A small percentage of electronic commerce is conducted entirely
electronically for "virtual" items such as access to premium content on a
website, but most electronic commerce eventually involves physical items and
their transportation in at least some way.
History
The meaning of the term "electronic commerce" has changed over the last 30
years. Originally, "electronic commerce" meant the facilitation of commercial
transactions electronically, usually using technology like Electronic Data
Interchange (EDI) and Electronic Funds Transfer (EFT), where both were
introduced in the late 1970s, for example, to send commercial documents like
purchase orders or invoices electronically.
The 'electronic' or 'e' in e-commerce refers to the technology/systems; the
'commerce' refers to be traditional business models. E-commerce is the complete
set of processes that support commercial business activities on a network. In
the 1970s and 1980s, this would also have involved information analysis. The
growth and acceptance of credit cards, automated teller machines (ATM) and
telephone banking in the 1980s were also forms of e-commerce. However, from the
1990s onwards, this would include enterprise resource planning systems (ERP),
data mining and data warehousing.
In the
dot com era, it came to include activities more precisely termed "Web commerce"
-- the purchase of goods and services over the World Wide Web, usually with
secure connections (HTTPS, a special server protocol that encrypts confidential
ordering data for customer protection) with e-shopping carts and with electronic
payment services, like credit card payment authorizations.
Today, it encompasses a very wide range of business activities and processes,
from e-banking to offshore manufacturing to e-logistics. The ever growing
dependence of modern industries on electronically enabled business processes
gave impetus to the growth and development of supporting systems, including
backend systems, applications and middleware. Examples are broadband and
fibre-optic networks, supply-chain management software, customer relationship
management software, inventory control systems and financial accounting
software.
When the Web first became well-known among the general public in 1994, many
journalists and pundits forecast that e-commerce would soon become a major
economic sector. However, it took about four years for security protocols (like
HTTPS) to become sufficiently developed and widely deployed. Subsequently,
between 1998 and 2000, a substantial number of businesses in the United States
and Western Europe developed rudimentary web sites.

[Dataset rows]
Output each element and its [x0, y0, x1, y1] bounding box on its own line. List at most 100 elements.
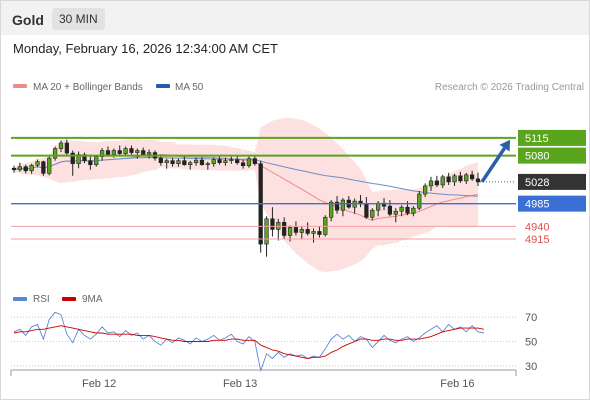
last-price-tag	[518, 173, 586, 190]
legend-label-ma50: MA 50	[175, 82, 204, 93]
forecast-arrow-shaft	[480, 147, 507, 183]
candle	[217, 156, 222, 165]
candle	[370, 208, 375, 221]
timeframe-badge[interactable]: 30 MIN	[52, 8, 105, 30]
candle	[23, 164, 28, 174]
candle	[146, 149, 152, 159]
candle-body	[299, 229, 304, 233]
candle-body	[17, 166, 22, 171]
candle-body	[446, 176, 451, 183]
top-bar: Gold 30 MIN	[1, 1, 589, 35]
candle-body	[240, 162, 246, 167]
candle	[417, 191, 422, 211]
candle	[311, 228, 316, 243]
candle-body	[475, 178, 481, 183]
candle-body	[399, 206, 404, 212]
candle-body	[105, 150, 111, 155]
candle-body	[11, 167, 17, 171]
candle	[475, 172, 481, 186]
last-price-value: 5028	[525, 177, 549, 189]
candle-body	[223, 160, 228, 163]
candle-body	[193, 159, 199, 163]
candle-body	[405, 206, 410, 214]
resistance-value: 5115	[525, 133, 549, 145]
candle	[205, 161, 210, 170]
candle-body	[364, 203, 369, 218]
candle-body	[428, 180, 434, 187]
resistance-value: 5080	[525, 151, 549, 163]
candle-body	[141, 150, 146, 155]
candle	[428, 176, 434, 191]
candle	[446, 172, 451, 185]
candle	[323, 215, 328, 237]
candle	[164, 158, 169, 169]
candle-body	[458, 175, 463, 182]
candle	[235, 155, 240, 165]
candle-body	[423, 185, 428, 195]
candle-body	[176, 160, 181, 165]
candle	[211, 157, 216, 167]
candle	[47, 156, 52, 176]
candle-body	[387, 205, 393, 215]
candle-body	[434, 180, 440, 186]
candle	[188, 160, 193, 170]
candle	[393, 208, 398, 223]
candle	[170, 157, 175, 167]
candle-body	[252, 158, 257, 164]
legend-label-rsi: RSI	[33, 294, 50, 305]
candle-body	[111, 150, 116, 155]
candle-body	[229, 159, 234, 161]
candle-body	[264, 218, 269, 245]
candle-body	[293, 227, 299, 233]
candle-body	[82, 154, 87, 161]
support-value: 4940	[525, 221, 549, 233]
candle	[334, 196, 340, 214]
price-grid	[11, 145, 516, 248]
rsi-tick-label: 30	[525, 361, 537, 373]
candle	[299, 226, 304, 239]
support-value: 4915	[525, 234, 549, 246]
candle	[64, 139, 69, 155]
candle	[387, 200, 393, 217]
candle	[129, 145, 134, 155]
candle-body	[47, 157, 52, 174]
legend-label-ma20: MA 20 + Bollinger Bands	[33, 82, 143, 93]
candle-body	[370, 209, 375, 218]
candle-body	[329, 201, 334, 218]
candle	[470, 170, 475, 181]
candle	[29, 163, 34, 174]
candle-body	[58, 142, 64, 149]
candle-body	[70, 152, 75, 164]
candle	[94, 155, 99, 167]
candle-body	[146, 152, 152, 155]
candle-body	[88, 160, 93, 166]
candle	[88, 154, 93, 170]
resistance-tag	[518, 129, 586, 146]
rsi-legend: RSI 9MA	[13, 294, 103, 305]
candle	[11, 165, 17, 173]
candle-body	[452, 175, 457, 183]
candle	[41, 160, 46, 176]
credit-label: Research © 2026 Trading Central	[435, 82, 584, 93]
candle	[270, 207, 275, 237]
legend-swatch-9ma	[62, 297, 76, 301]
symbol-label: Gold	[12, 12, 44, 28]
candle	[464, 172, 469, 184]
candle-body	[334, 201, 340, 211]
candle-body	[182, 160, 187, 166]
legend-swatch-ma50	[156, 84, 170, 88]
candle-body	[287, 227, 293, 236]
candle-body	[199, 159, 205, 166]
candle-body	[393, 210, 398, 215]
candle-body	[23, 166, 28, 172]
pivot-tag	[518, 195, 586, 212]
candle	[82, 152, 87, 164]
candle	[135, 148, 140, 159]
main-legend: MA 20 + Bollinger Bands MA 50 Research ©…	[13, 82, 584, 93]
rsi-9ma-line	[13, 325, 484, 359]
time-axis: Feb 12 Feb 13 Feb 16	[10, 369, 517, 390]
candle	[99, 148, 105, 161]
candle	[182, 156, 187, 166]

[Required actions]
1: According to the passage on electronic commerce, what drove the growth of supporting systems such as backend systems, applications, and middleware?
2: Return the entries starting at the line that contains "173, 586, 190]" and ending at the line that contains "152, 75, 164]", both included, each line reproduced character for character.

[Solution list]
1: Their growth and development were driven by modern industries' ever-growing dependence on electronically enabled business processes.

2:
last-price-tag	[518, 173, 586, 190]
legend-label-ma50: MA 50	[175, 82, 204, 93]
forecast-arrow-shaft	[480, 147, 507, 183]
candle	[217, 156, 222, 165]
candle	[370, 208, 375, 221]
timeframe-badge[interactable]: 30 MIN	[52, 8, 105, 30]
candle	[23, 164, 28, 174]
candle	[146, 149, 152, 159]
candle-body	[299, 229, 304, 233]
candle-body	[17, 166, 22, 171]
candle-body	[446, 176, 451, 183]
top-bar: Gold 30 MIN	[1, 1, 589, 35]
candle-body	[240, 162, 246, 167]
candle	[417, 191, 422, 211]
candle	[311, 228, 316, 243]
candle-body	[475, 178, 481, 183]
candle-body	[399, 206, 404, 212]
candle-body	[105, 150, 111, 155]
candle-body	[11, 167, 17, 171]
candle	[475, 172, 481, 186]
last-price-value: 5028	[525, 177, 549, 189]
candle-body	[223, 160, 228, 163]
candle-body	[193, 159, 199, 163]
candle-body	[405, 206, 410, 214]
resistance-value: 5115	[525, 133, 549, 145]
candle	[205, 161, 210, 170]
candle-body	[364, 203, 369, 218]
candle-body	[428, 180, 434, 187]
resistance-value: 5080	[525, 151, 549, 163]
candle-body	[141, 150, 146, 155]
candle	[428, 176, 434, 191]
candle	[446, 172, 451, 185]
candle	[323, 215, 328, 237]
candle	[164, 158, 169, 169]
candle-body	[458, 175, 463, 182]
candle	[235, 155, 240, 165]
candle-body	[423, 185, 428, 195]
candle-body	[176, 160, 181, 165]
candle	[211, 157, 216, 167]
candle	[47, 156, 52, 176]
candle-body	[387, 205, 393, 215]
candle-body	[434, 180, 440, 186]
candle	[188, 160, 193, 170]
candle	[393, 208, 398, 223]
candle	[170, 157, 175, 167]
candle-body	[252, 158, 257, 164]
legend-label-rsi: RSI	[33, 294, 50, 305]
candle-body	[111, 150, 116, 155]
candle-body	[229, 159, 234, 161]
candle-body	[264, 218, 269, 245]
candle-body	[293, 227, 299, 233]
candle-body	[82, 154, 87, 161]
support-value: 4940	[525, 221, 549, 233]
candle	[334, 196, 340, 214]
price-grid	[11, 145, 516, 248]
rsi-tick-label: 30	[525, 361, 537, 373]
candle	[299, 226, 304, 239]
support-value: 4915	[525, 234, 549, 246]
candle	[64, 139, 69, 155]
candle	[387, 200, 393, 217]
candle	[129, 145, 134, 155]
candle-body	[47, 157, 52, 174]
legend-label-ma20: MA 20 + Bollinger Bands	[33, 82, 143, 93]
candle-body	[370, 209, 375, 218]
candle-body	[329, 201, 334, 218]
candle	[470, 170, 475, 181]
candle	[29, 163, 34, 174]
candle-body	[58, 142, 64, 149]
candle-body	[70, 152, 75, 164]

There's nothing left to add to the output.